▸ **TASK TO CARRY OUT**
Copy every line of the following data that includes the string "électrique".

[begin SOURCE RECORDS]

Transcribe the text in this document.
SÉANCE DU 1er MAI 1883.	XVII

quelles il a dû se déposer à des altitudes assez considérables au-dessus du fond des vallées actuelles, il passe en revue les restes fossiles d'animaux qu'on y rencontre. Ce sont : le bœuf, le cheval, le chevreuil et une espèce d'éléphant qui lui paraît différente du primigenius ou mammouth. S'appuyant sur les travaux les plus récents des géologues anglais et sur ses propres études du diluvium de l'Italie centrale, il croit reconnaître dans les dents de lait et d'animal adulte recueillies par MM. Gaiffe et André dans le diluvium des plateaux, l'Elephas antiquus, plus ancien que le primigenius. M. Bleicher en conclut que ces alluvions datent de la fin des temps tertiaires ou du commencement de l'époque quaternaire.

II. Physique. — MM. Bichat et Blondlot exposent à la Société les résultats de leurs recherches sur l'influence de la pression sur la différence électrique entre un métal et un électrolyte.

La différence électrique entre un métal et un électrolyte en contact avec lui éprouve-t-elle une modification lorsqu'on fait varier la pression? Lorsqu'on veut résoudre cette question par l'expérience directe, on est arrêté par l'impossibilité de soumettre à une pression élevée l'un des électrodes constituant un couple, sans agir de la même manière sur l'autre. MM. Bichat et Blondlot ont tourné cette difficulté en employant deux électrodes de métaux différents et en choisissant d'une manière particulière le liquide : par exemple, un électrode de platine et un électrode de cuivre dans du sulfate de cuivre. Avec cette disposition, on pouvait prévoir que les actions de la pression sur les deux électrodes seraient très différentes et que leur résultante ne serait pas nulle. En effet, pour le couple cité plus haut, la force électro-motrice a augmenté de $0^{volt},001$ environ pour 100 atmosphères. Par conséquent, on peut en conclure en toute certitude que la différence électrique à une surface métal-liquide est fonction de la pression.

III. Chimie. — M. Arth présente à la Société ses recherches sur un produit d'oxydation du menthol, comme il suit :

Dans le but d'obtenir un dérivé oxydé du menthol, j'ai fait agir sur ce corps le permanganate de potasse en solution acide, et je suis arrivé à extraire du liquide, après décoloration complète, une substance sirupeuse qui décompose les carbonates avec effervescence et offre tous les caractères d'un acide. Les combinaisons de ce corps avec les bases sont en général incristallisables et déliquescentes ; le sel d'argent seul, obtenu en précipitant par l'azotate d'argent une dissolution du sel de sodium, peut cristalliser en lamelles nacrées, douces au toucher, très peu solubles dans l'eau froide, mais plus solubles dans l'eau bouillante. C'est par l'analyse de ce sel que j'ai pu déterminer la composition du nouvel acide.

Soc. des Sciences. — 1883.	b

[end SOURCE RECORDS]

▸ **THE REPLY**
II. Physique. — MM. Bichat et Blondlot exposent à la Société les résultats de leurs recherches sur l'influence de la pression sur la différence électrique entre un métal et un électrolyte.
La différence électrique entre un métal et un électrolyte en contact avec lui éprouve-t-elle une modification lorsqu'on fait varier la pression? Lorsqu'on veut résoudre cette question par l'expérience directe, on est arrêté par l'impossibilité de soumettre à une pression élevée l'un des électrodes constituant un couple, sans agir de la même manière sur l'autre. MM. Bichat et Blondlot ont tourné cette difficulté en employant deux électrodes de métaux différents et en choisissant d'une manière particulière le liquide : par exemple, un électrode de platine et un électrode de cuivre dans du sulfate de cuivre. Avec cette disposition, on pouvait prévoir que les actions de la pression sur les deux électrodes seraient très différentes et que leur résultante ne serait pas nulle. En effet, pour le couple cité plus haut, la force électro-motrice a augmenté de $0^{volt},001$ environ pour 100 atmosphères. Par conséquent, on peut en conclure en toute certitude que la différence électrique à une surface métal-liquide est fonction de la pression.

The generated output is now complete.